EXERCISE TASK:
Write every record out again exactly as given.

RECORDS SUPPLIED:
--

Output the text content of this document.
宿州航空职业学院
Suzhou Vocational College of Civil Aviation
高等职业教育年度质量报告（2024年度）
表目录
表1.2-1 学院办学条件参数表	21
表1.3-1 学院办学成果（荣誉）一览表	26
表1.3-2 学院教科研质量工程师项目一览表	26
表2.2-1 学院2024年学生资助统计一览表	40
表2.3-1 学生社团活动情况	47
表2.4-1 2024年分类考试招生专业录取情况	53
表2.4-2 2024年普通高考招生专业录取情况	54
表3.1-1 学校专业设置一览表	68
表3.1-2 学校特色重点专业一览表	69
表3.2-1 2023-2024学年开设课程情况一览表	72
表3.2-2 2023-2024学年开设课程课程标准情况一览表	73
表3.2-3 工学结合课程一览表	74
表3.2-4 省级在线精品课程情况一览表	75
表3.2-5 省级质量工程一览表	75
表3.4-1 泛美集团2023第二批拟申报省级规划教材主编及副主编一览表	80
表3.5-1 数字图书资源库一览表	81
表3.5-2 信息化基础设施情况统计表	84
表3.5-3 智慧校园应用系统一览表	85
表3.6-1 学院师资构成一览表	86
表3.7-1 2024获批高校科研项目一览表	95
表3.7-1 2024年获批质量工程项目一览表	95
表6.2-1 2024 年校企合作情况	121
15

--

RESULT OF THE TASK:
Output the text content of this document.
宿州航空职业学院
Suzhou Vocational College of Civil Aviation
高等职业教育年度质量报告（2024年度）
表目录
表1.2-1 学院办学条件参数表	21
表1.3-1 学院办学成果（荣誉）一览表	26
表1.3-2 学院教科研质量工程师项目一览表	26
表2.2-1 学院2024年学生资助统计一览表	40
表2.3-1 学生社团活动情况	47
表2.4-1 2024年分类考试招生专业录取情况	53
表2.4-2 2024年普通高考招生专业录取情况	54
表3.1-1 学校专业设置一览表	68
表3.1-2 学校特色重点专业一览表	69
表3.2-1 2023-2024学年开设课程情况一览表	72
表3.2-2 2023-2024学年开设课程课程标准情况一览表	73
表3.2-3 工学结合课程一览表	74
表3.2-4 省级在线精品课程情况一览表	75
表3.2-5 省级质量工程一览表	75
表3.4-1 泛美集团2023第二批拟申报省级规划教材主编及副主编一览表	80
表3.5-1 数字图书资源库一览表	81
表3.5-2 信息化基础设施情况统计表	84
表3.5-3 智慧校园应用系统一览表	85
表3.6-1 学院师资构成一览表	86
表3.7-1 2024获批高校科研项目一览表	95
表3.7-1 2024年获批质量工程项目一览表	95
表6.2-1 2024 年校企合作情况	121
15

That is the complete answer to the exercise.